# INSTRUCTION:
The entries below are to be repeated exactly as they stand.

# SUPPLIED MATERIAL:
•••

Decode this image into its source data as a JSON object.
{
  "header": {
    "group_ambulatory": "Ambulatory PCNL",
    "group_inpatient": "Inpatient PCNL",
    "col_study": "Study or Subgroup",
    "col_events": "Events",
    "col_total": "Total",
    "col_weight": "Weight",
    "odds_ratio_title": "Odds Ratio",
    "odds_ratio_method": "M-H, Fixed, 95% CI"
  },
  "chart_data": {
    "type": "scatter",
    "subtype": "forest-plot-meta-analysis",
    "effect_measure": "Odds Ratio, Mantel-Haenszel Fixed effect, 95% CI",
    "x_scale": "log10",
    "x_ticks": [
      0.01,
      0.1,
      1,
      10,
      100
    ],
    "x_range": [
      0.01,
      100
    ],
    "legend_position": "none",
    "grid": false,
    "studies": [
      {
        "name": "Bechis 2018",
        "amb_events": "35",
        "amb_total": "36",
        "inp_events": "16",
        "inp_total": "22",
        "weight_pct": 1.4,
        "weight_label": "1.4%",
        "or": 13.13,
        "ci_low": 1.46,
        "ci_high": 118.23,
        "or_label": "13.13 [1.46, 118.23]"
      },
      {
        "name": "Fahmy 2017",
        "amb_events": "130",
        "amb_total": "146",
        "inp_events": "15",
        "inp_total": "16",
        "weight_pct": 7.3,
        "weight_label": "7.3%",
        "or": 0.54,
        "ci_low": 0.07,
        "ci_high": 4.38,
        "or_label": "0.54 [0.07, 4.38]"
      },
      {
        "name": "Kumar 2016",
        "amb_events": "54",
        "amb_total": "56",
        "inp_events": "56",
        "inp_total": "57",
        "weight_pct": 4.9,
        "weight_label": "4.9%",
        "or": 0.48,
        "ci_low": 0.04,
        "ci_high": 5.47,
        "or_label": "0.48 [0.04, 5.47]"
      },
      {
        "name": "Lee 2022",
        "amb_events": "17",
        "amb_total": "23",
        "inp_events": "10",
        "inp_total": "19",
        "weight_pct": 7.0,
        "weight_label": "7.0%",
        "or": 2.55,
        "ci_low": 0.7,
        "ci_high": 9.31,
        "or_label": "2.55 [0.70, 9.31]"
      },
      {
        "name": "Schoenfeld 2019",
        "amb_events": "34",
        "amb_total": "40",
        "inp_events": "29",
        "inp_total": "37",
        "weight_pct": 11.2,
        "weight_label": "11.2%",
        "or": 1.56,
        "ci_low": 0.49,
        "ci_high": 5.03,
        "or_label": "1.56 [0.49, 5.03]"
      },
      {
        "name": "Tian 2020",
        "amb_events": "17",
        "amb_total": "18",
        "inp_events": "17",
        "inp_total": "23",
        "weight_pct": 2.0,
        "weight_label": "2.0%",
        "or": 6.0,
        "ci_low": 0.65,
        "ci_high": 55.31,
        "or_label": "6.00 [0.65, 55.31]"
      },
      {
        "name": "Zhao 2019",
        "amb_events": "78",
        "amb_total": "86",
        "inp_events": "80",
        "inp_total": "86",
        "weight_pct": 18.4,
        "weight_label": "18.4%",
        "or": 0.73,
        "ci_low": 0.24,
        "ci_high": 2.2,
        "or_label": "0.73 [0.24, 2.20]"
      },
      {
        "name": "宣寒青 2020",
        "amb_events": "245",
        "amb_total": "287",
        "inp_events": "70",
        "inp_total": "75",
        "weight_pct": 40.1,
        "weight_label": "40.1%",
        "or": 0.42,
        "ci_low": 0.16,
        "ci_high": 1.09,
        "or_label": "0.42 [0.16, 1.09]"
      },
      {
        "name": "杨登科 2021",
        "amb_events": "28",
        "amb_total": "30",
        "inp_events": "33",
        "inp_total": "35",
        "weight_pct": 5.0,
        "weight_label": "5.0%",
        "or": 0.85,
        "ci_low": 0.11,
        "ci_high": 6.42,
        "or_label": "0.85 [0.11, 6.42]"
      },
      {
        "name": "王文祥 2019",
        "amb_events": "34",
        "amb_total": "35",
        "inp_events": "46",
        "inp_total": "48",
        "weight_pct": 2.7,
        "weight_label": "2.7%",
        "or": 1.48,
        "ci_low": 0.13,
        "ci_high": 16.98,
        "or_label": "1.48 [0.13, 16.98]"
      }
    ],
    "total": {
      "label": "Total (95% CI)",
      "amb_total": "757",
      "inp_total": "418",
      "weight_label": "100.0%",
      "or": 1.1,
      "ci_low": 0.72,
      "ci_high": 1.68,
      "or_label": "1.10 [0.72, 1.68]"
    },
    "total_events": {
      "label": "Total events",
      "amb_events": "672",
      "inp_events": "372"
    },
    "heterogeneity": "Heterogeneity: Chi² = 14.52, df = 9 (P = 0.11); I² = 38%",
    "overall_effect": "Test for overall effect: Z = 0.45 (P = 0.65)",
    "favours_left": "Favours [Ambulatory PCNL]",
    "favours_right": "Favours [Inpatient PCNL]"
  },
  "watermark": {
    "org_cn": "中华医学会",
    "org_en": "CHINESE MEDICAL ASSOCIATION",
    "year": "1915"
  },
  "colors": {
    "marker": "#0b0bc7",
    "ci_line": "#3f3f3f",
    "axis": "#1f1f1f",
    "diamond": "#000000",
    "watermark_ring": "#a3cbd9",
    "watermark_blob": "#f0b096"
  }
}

•••

# WORKED ANSWER:
Decode this image into its source data as a JSON object.
{
  "header": {
    "group_ambulatory": "Ambulatory PCNL",
    "group_inpatient": "Inpatient PCNL",
    "col_study": "Study or Subgroup",
    "col_events": "Events",
    "col_total": "Total",
    "col_weight": "Weight",
    "odds_ratio_title": "Odds Ratio",
    "odds_ratio_method": "M-H, Fixed, 95% CI"
  },
  "chart_data": {
    "type": "scatter",
    "subtype": "forest-plot-meta-analysis",
    "effect_measure": "Odds Ratio, Mantel-Haenszel Fixed effect, 95% CI",
    "x_scale": "log10",
    "x_ticks": [
      0.01,
      0.1,
      1,
      10,
      100
    ],
    "x_range": [
      0.01,
      100
    ],
    "legend_position": "none",
    "grid": false,
    "studies": [
      {
        "name": "Bechis 2018",
        "amb_events": "35",
        "amb_total": "36",
        "inp_events": "16",
        "inp_total": "22",
        "weight_pct": 1.4,
        "weight_label": "1.4%",
        "or": 13.13,
        "ci_low": 1.46,
        "ci_high": 118.23,
        "or_label": "13.13 [1.46, 118.23]"
      },
      {
        "name": "Fahmy 2017",
        "amb_events": "130",
        "amb_total": "146",
        "inp_events": "15",
        "inp_total": "16",
        "weight_pct": 7.3,
        "weight_label": "7.3%",
        "or": 0.54,
        "ci_low": 0.07,
        "ci_high": 4.38,
        "or_label": "0.54 [0.07, 4.38]"
      },
      {
        "name": "Kumar 2016",
        "amb_events": "54",
        "amb_total": "56",
        "inp_events": "56",
        "inp_total": "57",
        "weight_pct": 4.9,
        "weight_label": "4.9%",
        "or": 0.48,
        "ci_low": 0.04,
        "ci_high": 5.47,
        "or_label": "0.48 [0.04, 5.47]"
      },
      {
        "name": "Lee 2022",
        "amb_events": "17",
        "amb_total": "23",
        "inp_events": "10",
        "inp_total": "19",
        "weight_pct": 7.0,
        "weight_label": "7.0%",
        "or": 2.55,
        "ci_low": 0.7,
        "ci_high": 9.31,
        "or_label": "2.55 [0.70, 9.31]"
      },
      {
        "name": "Schoenfeld 2019",
        "amb_events": "34",
        "amb_total": "40",
        "inp_events": "29",
        "inp_total": "37",
        "weight_pct": 11.2,
        "weight_label": "11.2%",
        "or": 1.56,
        "ci_low": 0.49,
        "ci_high": 5.03,
        "or_label": "1.56 [0.49, 5.03]"
      },
      {
        "name": "Tian 2020",
        "amb_events": "17",
        "amb_total": "18",
        "inp_events": "17",
        "inp_total": "23",
        "weight_pct": 2.0,
        "weight_label": "2.0%",
        "or": 6.0,
        "ci_low": 0.65,
        "ci_high": 55.31,
        "or_label": "6.00 [0.65, 55.31]"
      },
      {
        "name": "Zhao 2019",
        "amb_events": "78",
        "amb_total": "86",
        "inp_events": "80",
        "inp_total": "86",
        "weight_pct": 18.4,
        "weight_label": "18.4%",
        "or": 0.73,
        "ci_low": 0.24,
        "ci_high": 2.2,
        "or_label": "0.73 [0.24, 2.20]"
      },
      {
        "name": "宣寒青 2020",
        "amb_events": "245",
        "amb_total": "287",
        "inp_events": "70",
        "inp_total": "75",
        "weight_pct": 40.1,
        "weight_label": "40.1%",
        "or": 0.42,
        "ci_low": 0.16,
        "ci_high": 1.09,
        "or_label": "0.42 [0.16, 1.09]"
      },
      {
        "name": "杨登科 2021",
        "amb_events": "28",
        "amb_total": "30",
        "inp_events": "33",
        "inp_total": "35",
        "weight_pct": 5.0,
        "weight_label": "5.0%",
        "or": 0.85,
        "ci_low": 0.11,
        "ci_high": 6.42,
        "or_label": "0.85 [0.11, 6.42]"
      },
      {
        "name": "王文祥 2019",
        "amb_events": "34",
        "amb_total": "35",
        "inp_events": "46",
        "inp_total": "48",
        "weight_pct": 2.7,
        "weight_label": "2.7%",
        "or": 1.48,
        "ci_low": 0.13,
        "ci_high": 16.98,
        "or_label": "1.48 [0.13, 16.98]"
      }
    ],
    "total": {
      "label": "Total (95% CI)",
      "amb_total": "757",
      "inp_total": "418",
      "weight_label": "100.0%",
      "or": 1.1,
      "ci_low": 0.72,
      "ci_high": 1.68,
      "or_label": "1.10 [0.72, 1.68]"
    },
    "total_events": {
      "label": "Total events",
      "amb_events": "672",
      "inp_events": "372"
    },
    "heterogeneity": "Heterogeneity: Chi² = 14.52, df = 9 (P = 0.11); I² = 38%",
    "overall_effect": "Test for overall effect: Z = 0.45 (P = 0.65)",
    "favours_left": "Favours [Ambulatory PCNL]",
    "favours_right": "Favours [Inpatient PCNL]"
  },
  "watermark": {
    "org_cn": "中华医学会",
    "org_en": "CHINESE MEDICAL ASSOCIATION",
    "year": "1915"
  },
  "colors": {
    "marker": "#0b0bc7",
    "ci_line": "#3f3f3f",
    "axis": "#1f1f1f",
    "diamond": "#000000",
    "watermark_ring": "#a3cbd9",
    "watermark_blob": "#f0b096"
  }
}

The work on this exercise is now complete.